WORK TO COMPLETE. Give a verbatim quotation of every record.

[Collected data entries]
══════════

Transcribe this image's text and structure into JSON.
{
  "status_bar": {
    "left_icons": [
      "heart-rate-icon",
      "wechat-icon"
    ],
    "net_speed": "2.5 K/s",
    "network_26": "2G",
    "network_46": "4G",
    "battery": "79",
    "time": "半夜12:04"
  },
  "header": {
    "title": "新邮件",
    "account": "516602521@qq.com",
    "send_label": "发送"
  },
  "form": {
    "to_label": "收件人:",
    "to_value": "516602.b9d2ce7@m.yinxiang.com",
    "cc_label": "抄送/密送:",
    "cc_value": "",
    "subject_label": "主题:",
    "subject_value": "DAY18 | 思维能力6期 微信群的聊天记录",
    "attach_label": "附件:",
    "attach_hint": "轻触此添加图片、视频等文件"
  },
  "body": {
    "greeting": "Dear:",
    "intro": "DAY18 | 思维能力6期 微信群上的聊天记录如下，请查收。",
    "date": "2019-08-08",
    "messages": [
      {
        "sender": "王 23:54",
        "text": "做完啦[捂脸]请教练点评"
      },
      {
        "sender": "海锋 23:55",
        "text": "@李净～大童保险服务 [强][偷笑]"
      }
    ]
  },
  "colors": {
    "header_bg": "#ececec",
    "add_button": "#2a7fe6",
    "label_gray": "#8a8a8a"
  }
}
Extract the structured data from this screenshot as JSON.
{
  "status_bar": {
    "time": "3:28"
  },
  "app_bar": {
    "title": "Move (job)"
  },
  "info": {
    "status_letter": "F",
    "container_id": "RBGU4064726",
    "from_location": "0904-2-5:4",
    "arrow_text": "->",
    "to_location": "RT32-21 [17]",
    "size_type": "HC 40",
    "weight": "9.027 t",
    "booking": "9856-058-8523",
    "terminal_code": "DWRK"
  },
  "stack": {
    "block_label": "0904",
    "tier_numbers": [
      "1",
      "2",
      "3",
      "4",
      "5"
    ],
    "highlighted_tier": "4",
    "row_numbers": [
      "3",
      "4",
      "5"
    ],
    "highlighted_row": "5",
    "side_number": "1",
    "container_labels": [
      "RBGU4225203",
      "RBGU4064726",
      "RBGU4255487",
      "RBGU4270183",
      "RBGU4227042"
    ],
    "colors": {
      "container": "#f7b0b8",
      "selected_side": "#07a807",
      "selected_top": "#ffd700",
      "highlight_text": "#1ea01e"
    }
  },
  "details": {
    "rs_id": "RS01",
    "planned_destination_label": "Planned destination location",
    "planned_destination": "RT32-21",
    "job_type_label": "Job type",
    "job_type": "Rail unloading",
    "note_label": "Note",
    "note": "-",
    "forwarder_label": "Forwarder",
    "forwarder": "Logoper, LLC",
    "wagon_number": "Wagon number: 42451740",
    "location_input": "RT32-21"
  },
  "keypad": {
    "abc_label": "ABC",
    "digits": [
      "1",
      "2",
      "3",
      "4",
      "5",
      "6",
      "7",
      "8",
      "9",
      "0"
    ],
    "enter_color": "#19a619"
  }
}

══════════

SOLVED EXERCISE.
Transcribe this image's text and structure into JSON.
{
  "status_bar": {
    "left_icons": [
      "heart-rate-icon",
      "wechat-icon"
    ],
    "net_speed": "2.5 K/s",
    "network_26": "2G",
    "network_46": "4G",
    "battery": "79",
    "time": "半夜12:04"
  },
  "header": {
    "title": "新邮件",
    "account": "516602521@qq.com",
    "send_label": "发送"
  },
  "form": {
    "to_label": "收件人:",
    "to_value": "516602.b9d2ce7@m.yinxiang.com",
    "cc_label": "抄送/密送:",
    "cc_value": "",
    "subject_label": "主题:",
    "subject_value": "DAY18 | 思维能力6期 微信群的聊天记录",
    "attach_label": "附件:",
    "attach_hint": "轻触此添加图片、视频等文件"
  },
  "body": {
    "greeting": "Dear:",
    "intro": "DAY18 | 思维能力6期 微信群上的聊天记录如下，请查收。",
    "date": "2019-08-08",
    "messages": [
      {
        "sender": "王 23:54",
        "text": "做完啦[捂脸]请教练点评"
      },
      {
        "sender": "海锋 23:55",
        "text": "@李净～大童保险服务 [强][偷笑]"
      }
    ]
  },
  "colors": {
    "header_bg": "#ececec",
    "add_button": "#2a7fe6",
    "label_gray": "#8a8a8a"
  }
}
Extract the structured data from this screenshot as JSON.
{
  "status_bar": {
    "time": "3:28"
  },
  "app_bar": {
    "title": "Move (job)"
  },
  "info": {
    "status_letter": "F",
    "container_id": "RBGU4064726",
    "from_location": "0904-2-5:4",
    "arrow_text": "->",
    "to_location": "RT32-21 [17]",
    "size_type": "HC 40",
    "weight": "9.027 t",
    "booking": "9856-058-8523",
    "terminal_code": "DWRK"
  },
  "stack": {
    "block_label": "0904",
    "tier_numbers": [
      "1",
      "2",
      "3",
      "4",
      "5"
    ],
    "highlighted_tier": "4",
    "row_numbers": [
      "3",
      "4",
      "5"
    ],
    "highlighted_row": "5",
    "side_number": "1",
    "container_labels": [
      "RBGU4225203",
      "RBGU4064726",
      "RBGU4255487",
      "RBGU4270183",
      "RBGU4227042"
    ],
    "colors": {
      "container": "#f7b0b8",
      "selected_side": "#07a807",
      "selected_top": "#ffd700",
      "highlight_text": "#1ea01e"
    }
  },
  "details": {
    "rs_id": "RS01",
    "planned_destination_label": "Planned destination location",
    "planned_destination": "RT32-21",
    "job_type_label": "Job type",
    "job_type": "Rail unloading",
    "note_label": "Note",
    "note": "-",
    "forwarder_label": "Forwarder",
    "forwarder": "Logoper, LLC",
    "wagon_number": "Wagon number: 42451740",
    "location_input": "RT32-21"
  },
  "keypad": {
    "abc_label": "ABC",
    "digits": [
      "1",
      "2",
      "3",
      "4",
      "5",
      "6",
      "7",
      "8",
      "9",
      "0"
    ],
    "enter_color": "#19a619"
  }
}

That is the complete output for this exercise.